-- Begin Records for the task --

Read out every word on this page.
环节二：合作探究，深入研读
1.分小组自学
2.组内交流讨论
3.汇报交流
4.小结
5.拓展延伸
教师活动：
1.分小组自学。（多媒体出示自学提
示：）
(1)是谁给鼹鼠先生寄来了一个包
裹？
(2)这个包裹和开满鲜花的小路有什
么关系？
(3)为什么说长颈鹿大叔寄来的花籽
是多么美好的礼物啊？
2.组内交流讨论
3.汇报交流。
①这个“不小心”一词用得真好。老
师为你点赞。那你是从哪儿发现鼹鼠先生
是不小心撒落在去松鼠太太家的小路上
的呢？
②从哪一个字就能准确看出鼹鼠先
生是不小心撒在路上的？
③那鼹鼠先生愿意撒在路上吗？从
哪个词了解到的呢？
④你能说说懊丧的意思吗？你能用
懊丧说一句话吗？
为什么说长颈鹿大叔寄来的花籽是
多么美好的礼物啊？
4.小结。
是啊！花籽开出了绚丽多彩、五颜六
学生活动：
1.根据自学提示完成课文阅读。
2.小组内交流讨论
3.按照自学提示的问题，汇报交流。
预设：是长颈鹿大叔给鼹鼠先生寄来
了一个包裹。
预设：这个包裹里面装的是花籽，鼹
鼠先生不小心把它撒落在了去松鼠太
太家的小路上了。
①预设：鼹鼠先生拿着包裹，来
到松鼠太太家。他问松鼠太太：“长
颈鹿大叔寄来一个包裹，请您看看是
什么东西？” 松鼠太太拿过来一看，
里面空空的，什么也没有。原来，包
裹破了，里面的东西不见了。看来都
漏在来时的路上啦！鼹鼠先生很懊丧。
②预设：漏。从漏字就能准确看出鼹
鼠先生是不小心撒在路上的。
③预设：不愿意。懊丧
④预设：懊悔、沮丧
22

-- End Records for the task --

Exercise
Output the lines above verbatim and in full.

The result
Read out every word on this page.
环节二：合作探究，深入研读
1.分小组自学
2.组内交流讨论
3.汇报交流
4.小结
5.拓展延伸
教师活动：
1.分小组自学。（多媒体出示自学提
示：）
(1)是谁给鼹鼠先生寄来了一个包
裹？
(2)这个包裹和开满鲜花的小路有什
么关系？
(3)为什么说长颈鹿大叔寄来的花籽
是多么美好的礼物啊？
2.组内交流讨论
3.汇报交流。
①这个“不小心”一词用得真好。老
师为你点赞。那你是从哪儿发现鼹鼠先生
是不小心撒落在去松鼠太太家的小路上
的呢？
②从哪一个字就能准确看出鼹鼠先
生是不小心撒在路上的？
③那鼹鼠先生愿意撒在路上吗？从
哪个词了解到的呢？
④你能说说懊丧的意思吗？你能用
懊丧说一句话吗？
为什么说长颈鹿大叔寄来的花籽是
多么美好的礼物啊？
4.小结。
是啊！花籽开出了绚丽多彩、五颜六
学生活动：
1.根据自学提示完成课文阅读。
2.小组内交流讨论
3.按照自学提示的问题，汇报交流。
预设：是长颈鹿大叔给鼹鼠先生寄来
了一个包裹。
预设：这个包裹里面装的是花籽，鼹
鼠先生不小心把它撒落在了去松鼠太
太家的小路上了。
①预设：鼹鼠先生拿着包裹，来
到松鼠太太家。他问松鼠太太：“长
颈鹿大叔寄来一个包裹，请您看看是
什么东西？” 松鼠太太拿过来一看，
里面空空的，什么也没有。原来，包
裹破了，里面的东西不见了。看来都
漏在来时的路上啦！鼹鼠先生很懊丧。
②预设：漏。从漏字就能准确看出鼹
鼠先生是不小心撒在路上的。
③预设：不愿意。懊丧
④预设：懊悔、沮丧
22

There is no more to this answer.